A faithful copy of all the data is required; pictures should not be included.

━━ Records provided

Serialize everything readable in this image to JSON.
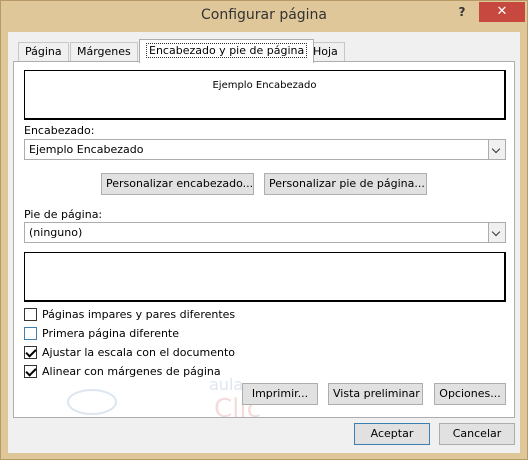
{
  "window": {
    "title": "Configurar página",
    "help_label": "?",
    "close_label": "✕"
  },
  "tabs": [
    {
      "label": "Página"
    },
    {
      "label": "Márgenes"
    },
    {
      "label": "Encabezado y pie de página"
    },
    {
      "label": "Hoja"
    }
  ],
  "header": {
    "preview_text": "Ejemplo Encabezado",
    "label": "Encabezado:",
    "selected": "Ejemplo Encabezado"
  },
  "buttons": {
    "customize_header": "Personalizar encabezado...",
    "customize_footer": "Personalizar pie de página...",
    "print": "Imprimir...",
    "print_preview": "Vista preliminar",
    "options": "Opciones...",
    "accept": "Aceptar",
    "cancel": "Cancelar"
  },
  "footer": {
    "label": "Pie de página:",
    "selected": "(ninguno)",
    "preview_text": ""
  },
  "options": [
    {
      "label": "Páginas impares y pares diferentes",
      "checked": false
    },
    {
      "label": "Primera página diferente",
      "checked": false
    },
    {
      "label": "Ajustar la escala con el documento",
      "checked": true
    },
    {
      "label": "Alinear con márgenes de página",
      "checked": true
    }
  ],
  "watermark": {
    "top": "aula",
    "bottom": "Clic"
  }
}
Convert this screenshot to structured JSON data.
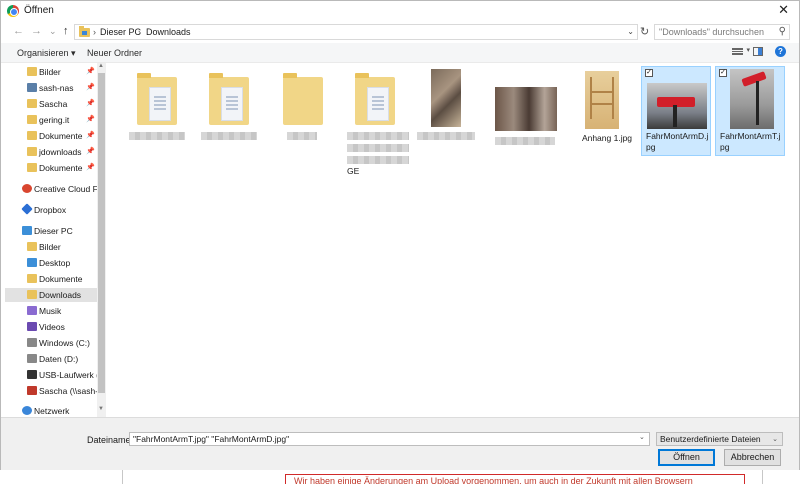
{
  "window": {
    "title": "Öffnen",
    "close_label": "✕"
  },
  "nav": {
    "back": "←",
    "forward": "→",
    "recent": "⌄",
    "up": "↑",
    "breadcrumb": [
      "Dieser PC",
      "Downloads"
    ],
    "separator": "›",
    "search_placeholder": "\"Downloads\" durchsuchen"
  },
  "toolbar": {
    "organize": "Organisieren ▾",
    "new_folder": "Neuer Ordner",
    "help": "?"
  },
  "sidebar": {
    "items": [
      {
        "label": "Bilder",
        "icon": "folder-icon",
        "pinned": true
      },
      {
        "label": "sash-nas",
        "icon": "network-icon",
        "pinned": true
      },
      {
        "label": "Sascha",
        "icon": "folder-icon",
        "pinned": true
      },
      {
        "label": "gering.it",
        "icon": "folder-icon",
        "pinned": true
      },
      {
        "label": "Dokumente",
        "icon": "folder-icon",
        "pinned": true
      },
      {
        "label": "jdownloads",
        "icon": "folder-icon",
        "pinned": true
      },
      {
        "label": "Dokumente",
        "icon": "folder-icon",
        "pinned": true
      },
      {
        "label": "Creative Cloud Fil",
        "icon": "creative-cloud-icon",
        "pinned": false
      },
      {
        "label": "Dropbox",
        "icon": "dropbox-icon",
        "pinned": false
      },
      {
        "label": "Dieser PC",
        "icon": "pc-icon",
        "pinned": false
      },
      {
        "label": "Bilder",
        "icon": "folder-icon",
        "pinned": false
      },
      {
        "label": "Desktop",
        "icon": "folder-icon",
        "pinned": false
      },
      {
        "label": "Dokumente",
        "icon": "folder-icon",
        "pinned": false
      },
      {
        "label": "Downloads",
        "icon": "download-icon",
        "pinned": false,
        "selected": true
      },
      {
        "label": "Musik",
        "icon": "music-icon",
        "pinned": false
      },
      {
        "label": "Videos",
        "icon": "video-icon",
        "pinned": false
      },
      {
        "label": "Windows (C:)",
        "icon": "drive-icon",
        "pinned": false
      },
      {
        "label": "Daten (D:)",
        "icon": "drive-icon",
        "pinned": false
      },
      {
        "label": "USB-Laufwerk (E",
        "icon": "usb-icon",
        "pinned": false
      },
      {
        "label": "Sascha (\\\\sash-n",
        "icon": "network-drive-icon",
        "pinned": false
      },
      {
        "label": "Netzwerk",
        "icon": "network-icon",
        "pinned": false
      }
    ]
  },
  "files": [
    {
      "name": "",
      "kind": "folder"
    },
    {
      "name": "",
      "kind": "folder"
    },
    {
      "name": "",
      "kind": "folder"
    },
    {
      "name": "GE",
      "kind": "folder"
    },
    {
      "name": "",
      "kind": "photo"
    },
    {
      "name": "",
      "kind": "photo"
    },
    {
      "name": "Anhang 1.jpg",
      "kind": "photo"
    },
    {
      "name": "FahrMontArmD.jpg",
      "kind": "photo",
      "selected": true
    },
    {
      "name": "FahrMontArmT.jpg",
      "kind": "photo",
      "selected": true
    }
  ],
  "footer": {
    "filename_label": "Dateiname:",
    "filename_value": "\"FahrMontArmT.jpg\" \"FahrMontArmD.jpg\"",
    "filetype": "Benutzerdefinierte Dateien",
    "open_label": "Öffnen",
    "cancel_label": "Abbrechen"
  },
  "background_page": {
    "notice": "Wir haben einige Änderungen am Upload vorgenommen, um auch in der Zukunft mit allen Browsern"
  },
  "colors": {
    "accent": "#0078d7",
    "selection": "#cce8ff",
    "notice": "#c0392b"
  }
}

━━━━

▶ _Output_:
Serialize everything readable in this image to JSON.
{
  "window": {
    "title": "Configurar página",
    "help_label": "?",
    "close_label": "✕"
  },
  "tabs": [
    {
      "label": "Página"
    },
    {
      "label": "Márgenes"
    },
    {
      "label": "Encabezado y pie de página"
    },
    {
      "label": "Hoja"
    }
  ],
  "header": {
    "preview_text": "Ejemplo Encabezado",
    "label": "Encabezado:",
    "selected": "Ejemplo Encabezado"
  },
  "buttons": {
    "customize_header": "Personalizar encabezado...",
    "customize_footer": "Personalizar pie de página...",
    "print": "Imprimir...",
    "print_preview": "Vista preliminar",
    "options": "Opciones...",
    "accept": "Aceptar",
    "cancel": "Cancelar"
  },
  "footer": {
    "label": "Pie de página:",
    "selected": "(ninguno)",
    "preview_text": ""
  },
  "options": [
    {
      "label": "Páginas impares y pares diferentes",
      "checked": false
    },
    {
      "label": "Primera página diferente",
      "checked": false
    },
    {
      "label": "Ajustar la escala con el documento",
      "checked": true
    },
    {
      "label": "Alinear con márgenes de página",
      "checked": true
    }
  ],
  "watermark": {
    "top": "aula",
    "bottom": "Clic"
  }
}
Convert this screenshot to structured JSON data.
{
  "window": {
    "title": "Öffnen",
    "close_label": "✕"
  },
  "nav": {
    "back": "←",
    "forward": "→",
    "recent": "⌄",
    "up": "↑",
    "breadcrumb": [
      "Dieser PC",
      "Downloads"
    ],
    "separator": "›",
    "search_placeholder": "\"Downloads\" durchsuchen"
  },
  "toolbar": {
    "organize": "Organisieren ▾",
    "new_folder": "Neuer Ordner",
    "help": "?"
  },
  "sidebar": {
    "items": [
      {
        "label": "Bilder",
        "icon": "folder-icon",
        "pinned": true
      },
      {
        "label": "sash-nas",
        "icon": "network-icon",
        "pinned": true
      },
      {
        "label": "Sascha",
        "icon": "folder-icon",
        "pinned": true
      },
      {
        "label": "gering.it",
        "icon": "folder-icon",
        "pinned": true
      },
      {
        "label": "Dokumente",
        "icon": "folder-icon",
        "pinned": true
      },
      {
        "label": "jdownloads",
        "icon": "folder-icon",
        "pinned": true
      },
      {
        "label": "Dokumente",
        "icon": "folder-icon",
        "pinned": true
      },
      {
        "label": "Creative Cloud Fil",
        "icon": "creative-cloud-icon",
        "pinned": false
      },
      {
        "label": "Dropbox",
        "icon": "dropbox-icon",
        "pinned": false
      },
      {
        "label": "Dieser PC",
        "icon": "pc-icon",
        "pinned": false
      },
      {
        "label": "Bilder",
        "icon": "folder-icon",
        "pinned": false
      },
      {
        "label": "Desktop",
        "icon": "folder-icon",
        "pinned": false
      },
      {
        "label": "Dokumente",
        "icon": "folder-icon",
        "pinned": false
      },
      {
        "label": "Downloads",
        "icon": "download-icon",
        "pinned": false,
        "selected": true
      },
      {
        "label": "Musik",
        "icon": "music-icon",
        "pinned": false
      },
      {
        "label": "Videos",
        "icon": "video-icon",
        "pinned": false
      },
      {
        "label": "Windows (C:)",
        "icon": "drive-icon",
        "pinned": false
      },
      {
        "label": "Daten (D:)",
        "icon": "drive-icon",
        "pinned": false
      },
      {
        "label": "USB-Laufwerk (E",
        "icon": "usb-icon",
        "pinned": false
      },
      {
        "label": "Sascha (\\\\sash-n",
        "icon": "network-drive-icon",
        "pinned": false
      },
      {
        "label": "Netzwerk",
        "icon": "network-icon",
        "pinned": false
      }
    ]
  },
  "files": [
    {
      "name": "",
      "kind": "folder"
    },
    {
      "name": "",
      "kind": "folder"
    },
    {
      "name": "",
      "kind": "folder"
    },
    {
      "name": "GE",
      "kind": "folder"
    },
    {
      "name": "",
      "kind": "photo"
    },
    {
      "name": "",
      "kind": "photo"
    },
    {
      "name": "Anhang 1.jpg",
      "kind": "photo"
    },
    {
      "name": "FahrMontArmD.jpg",
      "kind": "photo",
      "selected": true
    },
    {
      "name": "FahrMontArmT.jpg",
      "kind": "photo",
      "selected": true
    }
  ],
  "footer": {
    "filename_label": "Dateiname:",
    "filename_value": "\"FahrMontArmT.jpg\" \"FahrMontArmD.jpg\"",
    "filetype": "Benutzerdefinierte Dateien",
    "open_label": "Öffnen",
    "cancel_label": "Abbrechen"
  },
  "background_page": {
    "notice": "Wir haben einige Änderungen am Upload vorgenommen, um auch in der Zukunft mit allen Browsern"
  },
  "colors": {
    "accent": "#0078d7",
    "selection": "#cce8ff",
    "notice": "#c0392b"
  }
}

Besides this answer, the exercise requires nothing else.